- The request: Gather from the material every line that contains the string "Templates".

- Records for processing:
»»

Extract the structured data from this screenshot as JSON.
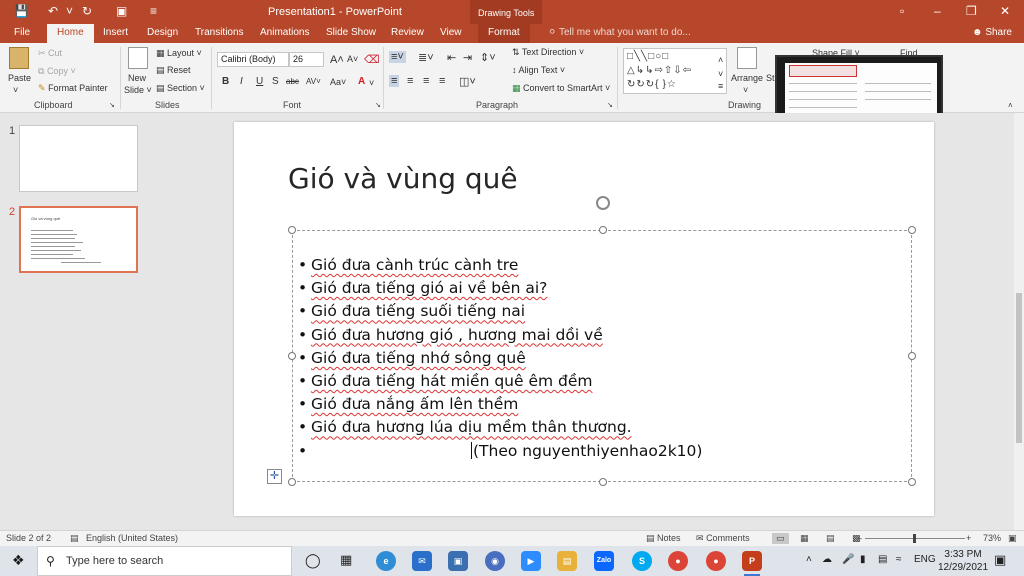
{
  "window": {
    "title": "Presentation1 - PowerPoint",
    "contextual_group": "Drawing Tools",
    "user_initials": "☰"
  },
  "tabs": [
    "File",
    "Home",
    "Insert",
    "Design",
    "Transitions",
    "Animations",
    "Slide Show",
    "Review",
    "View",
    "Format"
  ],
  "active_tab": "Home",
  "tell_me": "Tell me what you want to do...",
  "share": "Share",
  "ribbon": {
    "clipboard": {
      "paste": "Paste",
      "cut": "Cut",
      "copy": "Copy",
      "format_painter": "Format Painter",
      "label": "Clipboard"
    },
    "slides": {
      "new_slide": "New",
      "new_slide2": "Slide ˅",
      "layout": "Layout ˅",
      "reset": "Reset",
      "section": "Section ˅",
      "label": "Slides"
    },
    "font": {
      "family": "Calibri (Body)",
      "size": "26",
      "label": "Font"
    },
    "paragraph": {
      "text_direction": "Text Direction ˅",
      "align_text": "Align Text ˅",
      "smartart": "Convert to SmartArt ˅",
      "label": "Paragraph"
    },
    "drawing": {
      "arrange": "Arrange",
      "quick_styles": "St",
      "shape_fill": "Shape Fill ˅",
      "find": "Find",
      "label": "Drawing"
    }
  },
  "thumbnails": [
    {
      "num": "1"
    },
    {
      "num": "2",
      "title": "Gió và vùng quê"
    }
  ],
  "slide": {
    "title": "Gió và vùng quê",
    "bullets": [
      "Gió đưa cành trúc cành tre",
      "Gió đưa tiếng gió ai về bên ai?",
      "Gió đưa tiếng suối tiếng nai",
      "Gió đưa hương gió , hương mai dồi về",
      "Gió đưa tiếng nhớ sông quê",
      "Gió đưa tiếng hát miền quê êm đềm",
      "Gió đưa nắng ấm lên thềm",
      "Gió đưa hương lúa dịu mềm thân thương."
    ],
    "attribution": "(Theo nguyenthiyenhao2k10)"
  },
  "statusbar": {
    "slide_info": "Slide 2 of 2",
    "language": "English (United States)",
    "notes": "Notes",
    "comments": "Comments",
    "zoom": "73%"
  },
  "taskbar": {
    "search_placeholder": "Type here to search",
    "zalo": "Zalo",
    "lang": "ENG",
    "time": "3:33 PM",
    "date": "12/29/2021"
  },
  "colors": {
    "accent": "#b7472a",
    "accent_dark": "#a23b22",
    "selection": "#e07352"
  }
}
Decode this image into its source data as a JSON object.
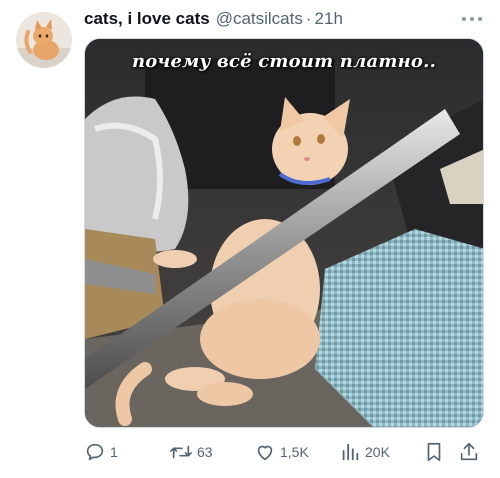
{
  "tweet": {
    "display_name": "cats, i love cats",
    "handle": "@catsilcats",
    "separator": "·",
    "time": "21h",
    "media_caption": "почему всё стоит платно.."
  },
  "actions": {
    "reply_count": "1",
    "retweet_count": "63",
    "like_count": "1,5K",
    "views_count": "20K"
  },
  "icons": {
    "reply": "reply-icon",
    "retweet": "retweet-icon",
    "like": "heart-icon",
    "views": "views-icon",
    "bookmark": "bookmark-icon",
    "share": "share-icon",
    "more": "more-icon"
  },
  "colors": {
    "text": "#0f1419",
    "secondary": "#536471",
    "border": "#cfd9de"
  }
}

««
»»

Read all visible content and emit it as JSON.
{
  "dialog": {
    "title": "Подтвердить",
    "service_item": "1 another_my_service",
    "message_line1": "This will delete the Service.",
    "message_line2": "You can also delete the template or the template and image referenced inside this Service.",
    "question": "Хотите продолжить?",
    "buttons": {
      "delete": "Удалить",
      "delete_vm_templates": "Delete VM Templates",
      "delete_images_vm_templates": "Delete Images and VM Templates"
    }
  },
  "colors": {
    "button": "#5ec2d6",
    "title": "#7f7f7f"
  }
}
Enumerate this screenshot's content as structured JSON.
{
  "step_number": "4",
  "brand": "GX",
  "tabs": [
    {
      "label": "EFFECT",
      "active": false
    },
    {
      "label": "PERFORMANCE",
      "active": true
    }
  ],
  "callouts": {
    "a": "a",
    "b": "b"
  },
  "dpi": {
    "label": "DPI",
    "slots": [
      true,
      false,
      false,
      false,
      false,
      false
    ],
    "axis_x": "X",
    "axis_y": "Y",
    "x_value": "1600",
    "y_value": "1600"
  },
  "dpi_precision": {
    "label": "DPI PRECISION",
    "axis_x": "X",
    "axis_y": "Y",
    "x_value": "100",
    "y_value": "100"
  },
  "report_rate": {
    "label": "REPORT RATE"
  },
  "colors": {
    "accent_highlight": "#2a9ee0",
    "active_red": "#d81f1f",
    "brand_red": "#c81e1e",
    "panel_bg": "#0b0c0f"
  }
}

««
»»

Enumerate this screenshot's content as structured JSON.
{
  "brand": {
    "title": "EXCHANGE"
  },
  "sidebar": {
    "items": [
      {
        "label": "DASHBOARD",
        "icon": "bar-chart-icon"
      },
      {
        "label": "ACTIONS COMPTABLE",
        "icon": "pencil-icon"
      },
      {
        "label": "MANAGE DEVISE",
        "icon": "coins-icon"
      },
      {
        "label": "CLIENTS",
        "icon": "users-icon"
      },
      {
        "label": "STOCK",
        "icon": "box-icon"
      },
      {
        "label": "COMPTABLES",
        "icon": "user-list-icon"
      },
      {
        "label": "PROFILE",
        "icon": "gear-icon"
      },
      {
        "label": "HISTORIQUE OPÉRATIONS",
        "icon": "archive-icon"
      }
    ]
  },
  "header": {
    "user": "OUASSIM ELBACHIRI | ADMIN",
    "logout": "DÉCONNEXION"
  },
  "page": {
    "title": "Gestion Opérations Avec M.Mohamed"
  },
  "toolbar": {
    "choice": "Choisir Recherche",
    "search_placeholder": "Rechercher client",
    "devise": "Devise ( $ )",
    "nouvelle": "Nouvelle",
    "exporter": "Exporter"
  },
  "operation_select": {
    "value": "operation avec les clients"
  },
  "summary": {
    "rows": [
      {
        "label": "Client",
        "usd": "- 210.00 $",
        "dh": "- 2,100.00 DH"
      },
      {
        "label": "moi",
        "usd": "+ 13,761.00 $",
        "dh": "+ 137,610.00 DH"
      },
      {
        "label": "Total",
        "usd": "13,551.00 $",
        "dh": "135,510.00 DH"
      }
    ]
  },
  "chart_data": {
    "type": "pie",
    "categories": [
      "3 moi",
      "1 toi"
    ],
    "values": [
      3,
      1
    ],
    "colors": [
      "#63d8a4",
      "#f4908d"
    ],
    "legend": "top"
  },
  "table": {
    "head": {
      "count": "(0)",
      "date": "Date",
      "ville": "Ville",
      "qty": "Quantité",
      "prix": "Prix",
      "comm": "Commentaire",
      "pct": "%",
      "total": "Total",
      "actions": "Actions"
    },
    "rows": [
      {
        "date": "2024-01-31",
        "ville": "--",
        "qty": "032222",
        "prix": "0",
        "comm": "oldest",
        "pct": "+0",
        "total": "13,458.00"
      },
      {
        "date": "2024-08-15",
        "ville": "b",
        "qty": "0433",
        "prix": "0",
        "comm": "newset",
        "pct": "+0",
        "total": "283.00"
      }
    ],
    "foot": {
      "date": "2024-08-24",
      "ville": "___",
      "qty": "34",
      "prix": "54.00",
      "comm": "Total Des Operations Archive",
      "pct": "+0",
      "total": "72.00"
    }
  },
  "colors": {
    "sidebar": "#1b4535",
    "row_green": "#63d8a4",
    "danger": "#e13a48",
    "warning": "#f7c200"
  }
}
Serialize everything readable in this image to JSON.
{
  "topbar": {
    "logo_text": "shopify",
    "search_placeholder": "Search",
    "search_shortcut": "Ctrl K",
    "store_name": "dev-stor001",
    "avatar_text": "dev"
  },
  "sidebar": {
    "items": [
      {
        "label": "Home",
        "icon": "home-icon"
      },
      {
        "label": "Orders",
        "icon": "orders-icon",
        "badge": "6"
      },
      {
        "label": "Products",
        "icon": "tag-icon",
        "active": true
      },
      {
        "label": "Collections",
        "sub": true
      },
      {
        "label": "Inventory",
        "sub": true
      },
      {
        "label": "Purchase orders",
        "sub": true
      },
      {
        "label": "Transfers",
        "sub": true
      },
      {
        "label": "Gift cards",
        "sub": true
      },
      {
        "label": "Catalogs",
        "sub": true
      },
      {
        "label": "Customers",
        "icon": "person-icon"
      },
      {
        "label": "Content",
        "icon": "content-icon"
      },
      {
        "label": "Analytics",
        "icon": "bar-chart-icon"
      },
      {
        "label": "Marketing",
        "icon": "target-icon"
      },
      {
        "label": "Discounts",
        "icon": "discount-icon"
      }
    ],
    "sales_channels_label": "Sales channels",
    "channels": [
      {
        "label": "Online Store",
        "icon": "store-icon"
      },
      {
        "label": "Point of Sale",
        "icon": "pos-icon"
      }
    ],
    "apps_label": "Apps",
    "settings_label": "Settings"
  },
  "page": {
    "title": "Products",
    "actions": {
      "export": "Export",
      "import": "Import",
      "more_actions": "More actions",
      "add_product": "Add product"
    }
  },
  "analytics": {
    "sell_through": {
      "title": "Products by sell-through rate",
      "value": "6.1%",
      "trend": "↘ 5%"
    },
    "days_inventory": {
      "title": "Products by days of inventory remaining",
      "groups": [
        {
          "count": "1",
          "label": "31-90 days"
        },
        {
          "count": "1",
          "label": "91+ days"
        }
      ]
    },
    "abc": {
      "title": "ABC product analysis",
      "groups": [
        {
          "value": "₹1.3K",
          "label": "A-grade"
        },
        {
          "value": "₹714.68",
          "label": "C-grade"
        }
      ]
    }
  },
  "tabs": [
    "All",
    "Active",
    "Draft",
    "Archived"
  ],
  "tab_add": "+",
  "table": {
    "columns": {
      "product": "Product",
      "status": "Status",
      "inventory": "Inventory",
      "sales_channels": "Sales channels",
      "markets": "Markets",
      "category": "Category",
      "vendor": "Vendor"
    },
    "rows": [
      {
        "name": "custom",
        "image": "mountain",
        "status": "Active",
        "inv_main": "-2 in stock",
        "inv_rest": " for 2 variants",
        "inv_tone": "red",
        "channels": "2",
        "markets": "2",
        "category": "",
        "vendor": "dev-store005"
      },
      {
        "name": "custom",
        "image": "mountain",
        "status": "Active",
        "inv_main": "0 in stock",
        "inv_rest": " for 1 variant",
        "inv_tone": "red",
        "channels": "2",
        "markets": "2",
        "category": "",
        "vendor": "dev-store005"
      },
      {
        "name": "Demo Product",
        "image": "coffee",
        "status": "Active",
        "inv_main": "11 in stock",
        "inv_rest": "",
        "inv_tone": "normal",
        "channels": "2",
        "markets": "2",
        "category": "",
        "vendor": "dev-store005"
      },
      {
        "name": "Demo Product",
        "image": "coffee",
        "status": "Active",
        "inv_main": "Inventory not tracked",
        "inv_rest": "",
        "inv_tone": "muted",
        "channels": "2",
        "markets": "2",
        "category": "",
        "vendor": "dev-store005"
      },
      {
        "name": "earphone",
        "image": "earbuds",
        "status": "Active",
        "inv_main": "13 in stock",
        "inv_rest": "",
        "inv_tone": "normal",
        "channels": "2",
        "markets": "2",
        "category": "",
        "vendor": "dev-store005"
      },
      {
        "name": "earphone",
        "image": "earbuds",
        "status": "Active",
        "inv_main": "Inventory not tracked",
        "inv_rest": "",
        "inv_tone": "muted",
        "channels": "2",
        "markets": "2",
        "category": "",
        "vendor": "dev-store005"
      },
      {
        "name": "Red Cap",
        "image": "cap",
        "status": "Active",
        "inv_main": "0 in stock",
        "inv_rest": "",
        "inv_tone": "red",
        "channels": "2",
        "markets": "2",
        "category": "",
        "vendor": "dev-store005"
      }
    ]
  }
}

««

- Output of the task:
      "delete_vm_templates": "Delete VM Templates",
      "delete_images_vm_templates": "Delete Images and VM Templates"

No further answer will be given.